(Collection entries)
....
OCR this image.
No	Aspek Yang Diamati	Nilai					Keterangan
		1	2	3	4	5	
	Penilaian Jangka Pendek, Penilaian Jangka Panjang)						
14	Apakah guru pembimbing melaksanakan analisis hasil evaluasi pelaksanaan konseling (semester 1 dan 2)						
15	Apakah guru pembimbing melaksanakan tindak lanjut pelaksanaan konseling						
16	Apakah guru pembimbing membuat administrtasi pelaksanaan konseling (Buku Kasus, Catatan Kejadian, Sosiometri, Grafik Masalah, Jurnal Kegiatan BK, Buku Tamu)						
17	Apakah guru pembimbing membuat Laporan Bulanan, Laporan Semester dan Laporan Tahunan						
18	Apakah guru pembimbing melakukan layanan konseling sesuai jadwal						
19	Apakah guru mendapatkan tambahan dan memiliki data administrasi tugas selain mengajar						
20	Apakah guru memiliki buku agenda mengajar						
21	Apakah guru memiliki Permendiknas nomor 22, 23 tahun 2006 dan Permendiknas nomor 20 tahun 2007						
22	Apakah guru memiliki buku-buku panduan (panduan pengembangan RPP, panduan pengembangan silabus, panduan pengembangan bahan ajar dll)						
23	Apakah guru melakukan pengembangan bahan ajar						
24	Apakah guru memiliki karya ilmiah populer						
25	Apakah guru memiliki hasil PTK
....
| STATED PROBLEM |
Make an exact copy of the material above.

| EXERCISE SOLUTION |
OCR this image.
No	Aspek Yang Diamati	Nilai					Keterangan
		1	2	3	4	5	
	Penilaian Jangka Pendek, Penilaian Jangka Panjang)						
14	Apakah guru pembimbing melaksanakan analisis hasil evaluasi pelaksanaan konseling (semester 1 dan 2)						
15	Apakah guru pembimbing melaksanakan tindak lanjut pelaksanaan konseling						
16	Apakah guru pembimbing membuat administrtasi pelaksanaan konseling (Buku Kasus, Catatan Kejadian, Sosiometri, Grafik Masalah, Jurnal Kegiatan BK, Buku Tamu)						
17	Apakah guru pembimbing membuat Laporan Bulanan, Laporan Semester dan Laporan Tahunan						
18	Apakah guru pembimbing melakukan layanan konseling sesuai jadwal						
19	Apakah guru mendapatkan tambahan dan memiliki data administrasi tugas selain mengajar						
20	Apakah guru memiliki buku agenda mengajar						
21	Apakah guru memiliki Permendiknas nomor 22, 23 tahun 2006 dan Permendiknas nomor 20 tahun 2007						
22	Apakah guru memiliki buku-buku panduan (panduan pengembangan RPP, panduan pengembangan silabus, panduan pengembangan bahan ajar dll)						
23	Apakah guru melakukan pengembangan bahan ajar						
24	Apakah guru memiliki karya ilmiah populer						
25	Apakah guru memiliki hasil PTK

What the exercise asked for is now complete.